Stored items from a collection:
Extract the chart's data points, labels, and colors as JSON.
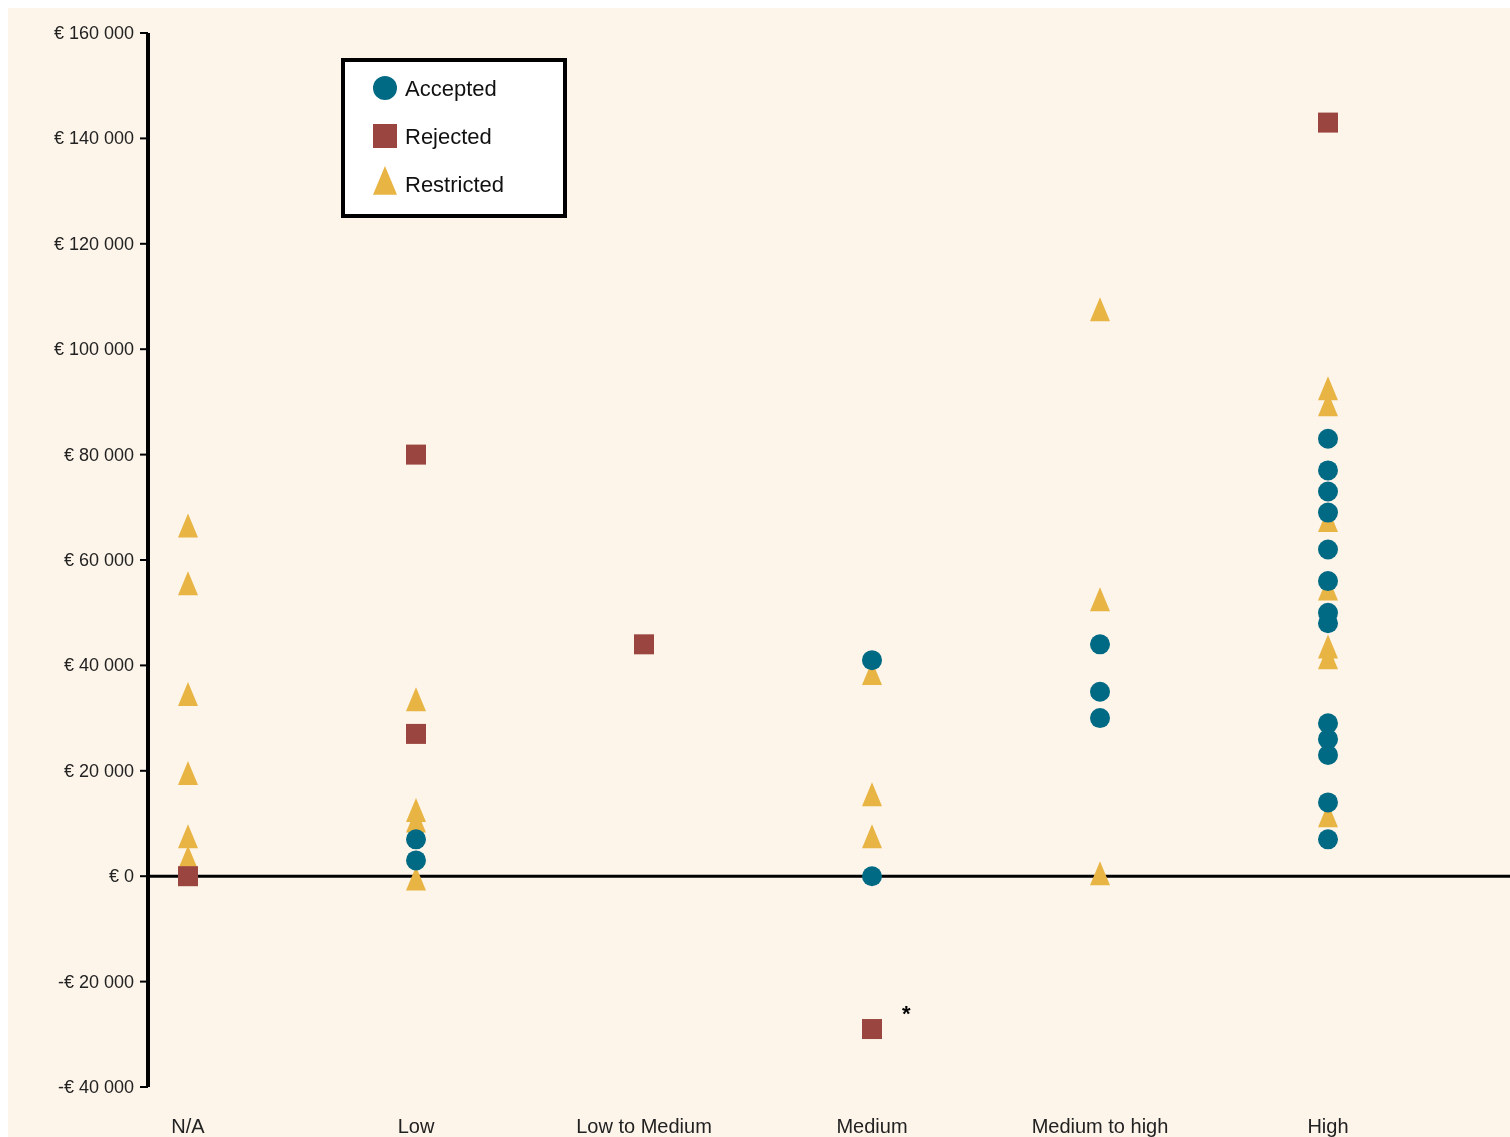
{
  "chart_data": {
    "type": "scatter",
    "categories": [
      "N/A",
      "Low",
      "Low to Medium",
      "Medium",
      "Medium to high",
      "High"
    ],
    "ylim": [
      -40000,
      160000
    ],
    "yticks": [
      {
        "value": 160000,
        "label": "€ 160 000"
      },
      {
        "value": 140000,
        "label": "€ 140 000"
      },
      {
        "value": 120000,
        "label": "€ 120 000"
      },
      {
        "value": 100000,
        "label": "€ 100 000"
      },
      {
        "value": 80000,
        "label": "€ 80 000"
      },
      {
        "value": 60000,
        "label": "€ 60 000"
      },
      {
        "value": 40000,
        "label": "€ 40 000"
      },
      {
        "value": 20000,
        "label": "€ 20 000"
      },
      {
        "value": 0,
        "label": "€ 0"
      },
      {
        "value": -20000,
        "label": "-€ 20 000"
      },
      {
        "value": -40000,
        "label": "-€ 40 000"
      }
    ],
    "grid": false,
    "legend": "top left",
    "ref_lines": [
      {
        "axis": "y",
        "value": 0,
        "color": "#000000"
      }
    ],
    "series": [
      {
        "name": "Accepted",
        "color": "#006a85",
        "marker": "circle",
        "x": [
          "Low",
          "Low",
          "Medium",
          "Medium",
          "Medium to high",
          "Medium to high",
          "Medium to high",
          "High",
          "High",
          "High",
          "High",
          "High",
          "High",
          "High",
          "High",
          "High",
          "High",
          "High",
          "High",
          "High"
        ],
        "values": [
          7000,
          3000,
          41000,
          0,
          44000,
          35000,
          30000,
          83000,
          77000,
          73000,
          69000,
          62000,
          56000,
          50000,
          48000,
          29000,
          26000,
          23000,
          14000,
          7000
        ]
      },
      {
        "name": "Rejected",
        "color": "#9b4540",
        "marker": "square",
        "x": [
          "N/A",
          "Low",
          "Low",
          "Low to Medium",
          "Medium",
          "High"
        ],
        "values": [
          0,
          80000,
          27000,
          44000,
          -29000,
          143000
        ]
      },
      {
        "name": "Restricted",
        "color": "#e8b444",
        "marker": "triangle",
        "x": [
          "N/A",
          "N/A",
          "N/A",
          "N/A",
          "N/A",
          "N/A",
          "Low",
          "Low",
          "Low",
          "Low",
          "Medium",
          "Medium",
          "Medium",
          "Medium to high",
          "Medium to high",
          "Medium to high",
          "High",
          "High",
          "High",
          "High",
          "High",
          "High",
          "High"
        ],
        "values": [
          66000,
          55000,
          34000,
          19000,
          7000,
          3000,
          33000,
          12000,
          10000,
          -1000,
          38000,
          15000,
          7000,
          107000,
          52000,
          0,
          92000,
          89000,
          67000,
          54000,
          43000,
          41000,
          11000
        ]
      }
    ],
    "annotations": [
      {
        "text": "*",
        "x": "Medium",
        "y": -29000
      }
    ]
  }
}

_Task to carry out_
Look for the word "name" in every line of the listing and copy the lines that have it.

_Output below_
        "name": "Accepted",
        "name": "Rejected",
        "name": "Restricted",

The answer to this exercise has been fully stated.